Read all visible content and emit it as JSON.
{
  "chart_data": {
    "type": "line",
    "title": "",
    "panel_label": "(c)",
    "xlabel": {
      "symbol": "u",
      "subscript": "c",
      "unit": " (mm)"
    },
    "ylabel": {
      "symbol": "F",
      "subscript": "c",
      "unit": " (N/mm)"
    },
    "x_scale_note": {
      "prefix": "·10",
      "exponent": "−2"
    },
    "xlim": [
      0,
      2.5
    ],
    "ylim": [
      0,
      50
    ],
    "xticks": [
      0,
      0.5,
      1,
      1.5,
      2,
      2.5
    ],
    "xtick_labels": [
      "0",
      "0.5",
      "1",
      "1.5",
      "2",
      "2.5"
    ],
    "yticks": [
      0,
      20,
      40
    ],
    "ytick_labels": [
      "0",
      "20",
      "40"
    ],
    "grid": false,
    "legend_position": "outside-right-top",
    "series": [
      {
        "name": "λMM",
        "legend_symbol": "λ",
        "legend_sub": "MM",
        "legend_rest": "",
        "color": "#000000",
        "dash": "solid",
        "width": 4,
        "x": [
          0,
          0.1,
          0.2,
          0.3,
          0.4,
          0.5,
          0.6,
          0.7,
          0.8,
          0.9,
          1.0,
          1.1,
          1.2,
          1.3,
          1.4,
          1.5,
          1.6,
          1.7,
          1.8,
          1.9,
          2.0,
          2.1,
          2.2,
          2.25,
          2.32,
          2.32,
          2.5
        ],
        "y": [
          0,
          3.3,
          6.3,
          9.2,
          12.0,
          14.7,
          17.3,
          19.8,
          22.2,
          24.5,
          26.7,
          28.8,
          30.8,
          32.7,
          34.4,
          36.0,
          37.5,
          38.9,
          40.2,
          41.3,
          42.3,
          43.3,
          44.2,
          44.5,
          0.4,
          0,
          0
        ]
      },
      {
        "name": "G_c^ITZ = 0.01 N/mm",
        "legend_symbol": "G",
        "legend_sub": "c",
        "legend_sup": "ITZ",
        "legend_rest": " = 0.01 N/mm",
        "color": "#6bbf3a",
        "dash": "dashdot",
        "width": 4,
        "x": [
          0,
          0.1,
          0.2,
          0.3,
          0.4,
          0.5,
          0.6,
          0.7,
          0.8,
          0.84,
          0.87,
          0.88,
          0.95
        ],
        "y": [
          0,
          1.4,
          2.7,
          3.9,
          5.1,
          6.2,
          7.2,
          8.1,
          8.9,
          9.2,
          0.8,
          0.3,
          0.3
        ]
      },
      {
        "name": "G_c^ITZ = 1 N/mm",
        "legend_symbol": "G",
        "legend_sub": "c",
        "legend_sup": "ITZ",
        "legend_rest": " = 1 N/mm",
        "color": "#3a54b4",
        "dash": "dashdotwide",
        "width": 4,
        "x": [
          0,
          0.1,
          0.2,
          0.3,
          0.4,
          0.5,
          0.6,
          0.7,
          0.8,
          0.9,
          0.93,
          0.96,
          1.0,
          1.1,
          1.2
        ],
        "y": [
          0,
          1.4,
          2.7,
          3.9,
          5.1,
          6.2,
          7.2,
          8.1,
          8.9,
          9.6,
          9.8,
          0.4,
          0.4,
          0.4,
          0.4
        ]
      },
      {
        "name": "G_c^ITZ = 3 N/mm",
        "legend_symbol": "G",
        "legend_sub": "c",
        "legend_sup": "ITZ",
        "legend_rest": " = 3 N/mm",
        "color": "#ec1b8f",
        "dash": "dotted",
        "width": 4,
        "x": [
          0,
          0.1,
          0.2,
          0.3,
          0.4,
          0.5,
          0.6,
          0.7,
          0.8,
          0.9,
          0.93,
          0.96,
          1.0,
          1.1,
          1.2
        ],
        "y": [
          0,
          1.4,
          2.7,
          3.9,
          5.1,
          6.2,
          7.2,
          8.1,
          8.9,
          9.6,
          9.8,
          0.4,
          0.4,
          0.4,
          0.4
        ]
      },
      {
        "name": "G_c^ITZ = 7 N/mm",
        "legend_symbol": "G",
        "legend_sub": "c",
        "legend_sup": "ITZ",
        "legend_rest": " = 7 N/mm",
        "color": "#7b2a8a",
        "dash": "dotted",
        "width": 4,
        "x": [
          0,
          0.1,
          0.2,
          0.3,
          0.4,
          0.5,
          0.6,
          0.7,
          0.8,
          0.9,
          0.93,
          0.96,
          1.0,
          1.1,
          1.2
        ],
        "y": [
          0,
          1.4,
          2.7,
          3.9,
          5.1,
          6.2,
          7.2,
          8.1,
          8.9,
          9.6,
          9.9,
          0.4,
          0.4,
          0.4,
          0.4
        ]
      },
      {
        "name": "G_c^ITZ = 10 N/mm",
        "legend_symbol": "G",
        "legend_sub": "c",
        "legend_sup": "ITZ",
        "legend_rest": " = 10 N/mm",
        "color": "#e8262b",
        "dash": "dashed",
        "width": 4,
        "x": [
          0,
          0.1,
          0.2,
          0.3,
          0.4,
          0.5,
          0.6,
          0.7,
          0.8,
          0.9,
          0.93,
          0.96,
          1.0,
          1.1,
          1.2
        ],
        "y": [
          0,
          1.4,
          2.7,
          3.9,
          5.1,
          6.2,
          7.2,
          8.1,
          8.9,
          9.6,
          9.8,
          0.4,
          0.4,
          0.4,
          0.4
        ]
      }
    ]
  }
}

========================================================================

◆ **EXERCISE PROMPT**
Scan the entries above. Copy each line that has the string "name".

◆ **WRITTEN SOLUTION**
        "name": "λMM",
        "name": "G_c^ITZ = 0.01 N/mm",
        "name": "G_c^ITZ = 1 N/mm",
        "name": "G_c^ITZ = 3 N/mm",
        "name": "G_c^ITZ = 7 N/mm",
        "name": "G_c^ITZ = 10 N/mm",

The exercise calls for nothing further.